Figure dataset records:
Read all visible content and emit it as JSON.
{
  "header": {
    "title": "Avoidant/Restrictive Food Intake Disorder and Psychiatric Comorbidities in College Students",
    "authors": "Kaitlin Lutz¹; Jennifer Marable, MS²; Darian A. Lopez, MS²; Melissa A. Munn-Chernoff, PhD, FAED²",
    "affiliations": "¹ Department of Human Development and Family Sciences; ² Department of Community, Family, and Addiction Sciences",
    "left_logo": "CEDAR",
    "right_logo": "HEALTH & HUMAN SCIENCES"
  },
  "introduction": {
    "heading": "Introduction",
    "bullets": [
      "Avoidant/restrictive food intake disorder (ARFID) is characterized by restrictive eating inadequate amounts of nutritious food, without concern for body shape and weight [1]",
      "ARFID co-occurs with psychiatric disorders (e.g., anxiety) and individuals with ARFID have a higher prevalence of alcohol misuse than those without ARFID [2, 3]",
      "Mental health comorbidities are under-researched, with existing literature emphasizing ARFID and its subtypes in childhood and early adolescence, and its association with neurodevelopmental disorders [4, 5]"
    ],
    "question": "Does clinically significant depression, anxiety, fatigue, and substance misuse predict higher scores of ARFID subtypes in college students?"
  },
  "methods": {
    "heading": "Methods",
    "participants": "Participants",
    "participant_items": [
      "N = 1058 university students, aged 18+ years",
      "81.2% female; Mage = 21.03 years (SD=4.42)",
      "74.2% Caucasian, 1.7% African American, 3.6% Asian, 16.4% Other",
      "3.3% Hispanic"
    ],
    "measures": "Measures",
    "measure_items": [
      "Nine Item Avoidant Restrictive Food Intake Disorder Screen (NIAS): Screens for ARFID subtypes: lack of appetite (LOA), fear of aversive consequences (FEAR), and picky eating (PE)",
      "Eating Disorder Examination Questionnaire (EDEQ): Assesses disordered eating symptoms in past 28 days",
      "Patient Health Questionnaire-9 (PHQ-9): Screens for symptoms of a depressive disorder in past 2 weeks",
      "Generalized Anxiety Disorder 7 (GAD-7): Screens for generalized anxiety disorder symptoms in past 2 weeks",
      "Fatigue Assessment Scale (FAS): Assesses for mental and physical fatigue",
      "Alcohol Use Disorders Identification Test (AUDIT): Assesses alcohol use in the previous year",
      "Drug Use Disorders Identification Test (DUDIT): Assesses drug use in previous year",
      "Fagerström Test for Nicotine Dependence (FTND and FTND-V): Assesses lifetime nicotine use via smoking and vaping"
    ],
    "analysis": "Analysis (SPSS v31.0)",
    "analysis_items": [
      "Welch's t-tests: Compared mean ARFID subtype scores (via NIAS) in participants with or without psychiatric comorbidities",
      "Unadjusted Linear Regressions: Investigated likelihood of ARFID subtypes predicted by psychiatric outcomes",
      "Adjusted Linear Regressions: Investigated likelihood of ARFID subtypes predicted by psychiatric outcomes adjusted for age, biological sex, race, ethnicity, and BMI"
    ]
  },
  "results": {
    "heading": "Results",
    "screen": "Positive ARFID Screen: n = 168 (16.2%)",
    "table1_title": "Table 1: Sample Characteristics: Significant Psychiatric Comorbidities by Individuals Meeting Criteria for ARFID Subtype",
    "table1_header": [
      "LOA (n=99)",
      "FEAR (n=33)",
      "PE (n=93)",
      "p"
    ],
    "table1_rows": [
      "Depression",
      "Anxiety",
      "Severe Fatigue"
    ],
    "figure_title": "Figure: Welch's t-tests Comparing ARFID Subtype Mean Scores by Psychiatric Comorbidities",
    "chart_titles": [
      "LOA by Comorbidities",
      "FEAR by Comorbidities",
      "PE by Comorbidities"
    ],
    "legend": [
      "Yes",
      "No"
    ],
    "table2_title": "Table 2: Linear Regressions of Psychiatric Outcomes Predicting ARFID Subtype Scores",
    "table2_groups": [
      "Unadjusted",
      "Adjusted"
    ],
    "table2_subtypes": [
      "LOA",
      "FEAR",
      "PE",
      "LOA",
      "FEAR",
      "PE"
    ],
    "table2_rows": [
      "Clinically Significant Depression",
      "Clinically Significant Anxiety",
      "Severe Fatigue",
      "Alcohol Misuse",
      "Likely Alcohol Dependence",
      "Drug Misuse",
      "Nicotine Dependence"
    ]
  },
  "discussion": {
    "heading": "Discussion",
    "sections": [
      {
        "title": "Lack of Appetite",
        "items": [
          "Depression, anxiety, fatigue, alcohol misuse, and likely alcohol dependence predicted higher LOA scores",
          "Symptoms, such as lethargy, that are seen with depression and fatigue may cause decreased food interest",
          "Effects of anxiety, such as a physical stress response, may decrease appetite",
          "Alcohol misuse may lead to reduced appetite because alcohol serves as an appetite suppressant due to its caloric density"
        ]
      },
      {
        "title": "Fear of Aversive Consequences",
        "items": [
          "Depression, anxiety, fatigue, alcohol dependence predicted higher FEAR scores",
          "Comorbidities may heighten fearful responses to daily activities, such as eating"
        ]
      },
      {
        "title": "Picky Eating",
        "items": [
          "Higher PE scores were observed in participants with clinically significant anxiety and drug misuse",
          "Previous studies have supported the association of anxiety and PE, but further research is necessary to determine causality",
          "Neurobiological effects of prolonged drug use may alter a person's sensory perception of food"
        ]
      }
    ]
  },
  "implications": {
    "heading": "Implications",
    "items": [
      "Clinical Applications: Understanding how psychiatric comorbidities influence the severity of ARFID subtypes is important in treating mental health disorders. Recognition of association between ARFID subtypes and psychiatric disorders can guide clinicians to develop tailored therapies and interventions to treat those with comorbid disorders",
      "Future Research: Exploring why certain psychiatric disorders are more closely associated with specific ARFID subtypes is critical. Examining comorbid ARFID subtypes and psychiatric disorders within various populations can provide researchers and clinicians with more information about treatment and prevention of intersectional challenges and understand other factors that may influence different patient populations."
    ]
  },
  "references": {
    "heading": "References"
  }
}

_CHALLENGE_
Please output the complete data exactly.

_ANSWER FOR THIS EXERCISE_
Read all visible content and emit it as JSON.
{
  "header": {
    "title": "Avoidant/Restrictive Food Intake Disorder and Psychiatric Comorbidities in College Students",
    "authors": "Kaitlin Lutz¹; Jennifer Marable, MS²; Darian A. Lopez, MS²; Melissa A. Munn-Chernoff, PhD, FAED²",
    "affiliations": "¹ Department of Human Development and Family Sciences; ² Department of Community, Family, and Addiction Sciences",
    "left_logo": "CEDAR",
    "right_logo": "HEALTH & HUMAN SCIENCES"
  },
  "introduction": {
    "heading": "Introduction",
    "bullets": [
      "Avoidant/restrictive food intake disorder (ARFID) is characterized by restrictive eating inadequate amounts of nutritious food, without concern for body shape and weight [1]",
      "ARFID co-occurs with psychiatric disorders (e.g., anxiety) and individuals with ARFID have a higher prevalence of alcohol misuse than those without ARFID [2, 3]",
      "Mental health comorbidities are under-researched, with existing literature emphasizing ARFID and its subtypes in childhood and early adolescence, and its association with neurodevelopmental disorders [4, 5]"
    ],
    "question": "Does clinically significant depression, anxiety, fatigue, and substance misuse predict higher scores of ARFID subtypes in college students?"
  },
  "methods": {
    "heading": "Methods",
    "participants": "Participants",
    "participant_items": [
      "N = 1058 university students, aged 18+ years",
      "81.2% female; Mage = 21.03 years (SD=4.42)",
      "74.2% Caucasian, 1.7% African American, 3.6% Asian, 16.4% Other",
      "3.3% Hispanic"
    ],
    "measures": "Measures",
    "measure_items": [
      "Nine Item Avoidant Restrictive Food Intake Disorder Screen (NIAS): Screens for ARFID subtypes: lack of appetite (LOA), fear of aversive consequences (FEAR), and picky eating (PE)",
      "Eating Disorder Examination Questionnaire (EDEQ): Assesses disordered eating symptoms in past 28 days",
      "Patient Health Questionnaire-9 (PHQ-9): Screens for symptoms of a depressive disorder in past 2 weeks",
      "Generalized Anxiety Disorder 7 (GAD-7): Screens for generalized anxiety disorder symptoms in past 2 weeks",
      "Fatigue Assessment Scale (FAS): Assesses for mental and physical fatigue",
      "Alcohol Use Disorders Identification Test (AUDIT): Assesses alcohol use in the previous year",
      "Drug Use Disorders Identification Test (DUDIT): Assesses drug use in previous year",
      "Fagerström Test for Nicotine Dependence (FTND and FTND-V): Assesses lifetime nicotine use via smoking and vaping"
    ],
    "analysis": "Analysis (SPSS v31.0)",
    "analysis_items": [
      "Welch's t-tests: Compared mean ARFID subtype scores (via NIAS) in participants with or without psychiatric comorbidities",
      "Unadjusted Linear Regressions: Investigated likelihood of ARFID subtypes predicted by psychiatric outcomes",
      "Adjusted Linear Regressions: Investigated likelihood of ARFID subtypes predicted by psychiatric outcomes adjusted for age, biological sex, race, ethnicity, and BMI"
    ]
  },
  "results": {
    "heading": "Results",
    "screen": "Positive ARFID Screen: n = 168 (16.2%)",
    "table1_title": "Table 1: Sample Characteristics: Significant Psychiatric Comorbidities by Individuals Meeting Criteria for ARFID Subtype",
    "table1_header": [
      "LOA (n=99)",
      "FEAR (n=33)",
      "PE (n=93)",
      "p"
    ],
    "table1_rows": [
      "Depression",
      "Anxiety",
      "Severe Fatigue"
    ],
    "figure_title": "Figure: Welch's t-tests Comparing ARFID Subtype Mean Scores by Psychiatric Comorbidities",
    "chart_titles": [
      "LOA by Comorbidities",
      "FEAR by Comorbidities",
      "PE by Comorbidities"
    ],
    "legend": [
      "Yes",
      "No"
    ],
    "table2_title": "Table 2: Linear Regressions of Psychiatric Outcomes Predicting ARFID Subtype Scores",
    "table2_groups": [
      "Unadjusted",
      "Adjusted"
    ],
    "table2_subtypes": [
      "LOA",
      "FEAR",
      "PE",
      "LOA",
      "FEAR",
      "PE"
    ],
    "table2_rows": [
      "Clinically Significant Depression",
      "Clinically Significant Anxiety",
      "Severe Fatigue",
      "Alcohol Misuse",
      "Likely Alcohol Dependence",
      "Drug Misuse",
      "Nicotine Dependence"
    ]
  },
  "discussion": {
    "heading": "Discussion",
    "sections": [
      {
        "title": "Lack of Appetite",
        "items": [
          "Depression, anxiety, fatigue, alcohol misuse, and likely alcohol dependence predicted higher LOA scores",
          "Symptoms, such as lethargy, that are seen with depression and fatigue may cause decreased food interest",
          "Effects of anxiety, such as a physical stress response, may decrease appetite",
          "Alcohol misuse may lead to reduced appetite because alcohol serves as an appetite suppressant due to its caloric density"
        ]
      },
      {
        "title": "Fear of Aversive Consequences",
        "items": [
          "Depression, anxiety, fatigue, alcohol dependence predicted higher FEAR scores",
          "Comorbidities may heighten fearful responses to daily activities, such as eating"
        ]
      },
      {
        "title": "Picky Eating",
        "items": [
          "Higher PE scores were observed in participants with clinically significant anxiety and drug misuse",
          "Previous studies have supported the association of anxiety and PE, but further research is necessary to determine causality",
          "Neurobiological effects of prolonged drug use may alter a person's sensory perception of food"
        ]
      }
    ]
  },
  "implications": {
    "heading": "Implications",
    "items": [
      "Clinical Applications: Understanding how psychiatric comorbidities influence the severity of ARFID subtypes is important in treating mental health disorders. Recognition of association between ARFID subtypes and psychiatric disorders can guide clinicians to develop tailored therapies and interventions to treat those with comorbid disorders",
      "Future Research: Exploring why certain psychiatric disorders are more closely associated with specific ARFID subtypes is critical. Examining comorbid ARFID subtypes and psychiatric disorders within various populations can provide researchers and clinicians with more information about treatment and prevention of intersectional challenges and understand other factors that may influence different patient populations."
    ]
  },
  "references": {
    "heading": "References"
  }
}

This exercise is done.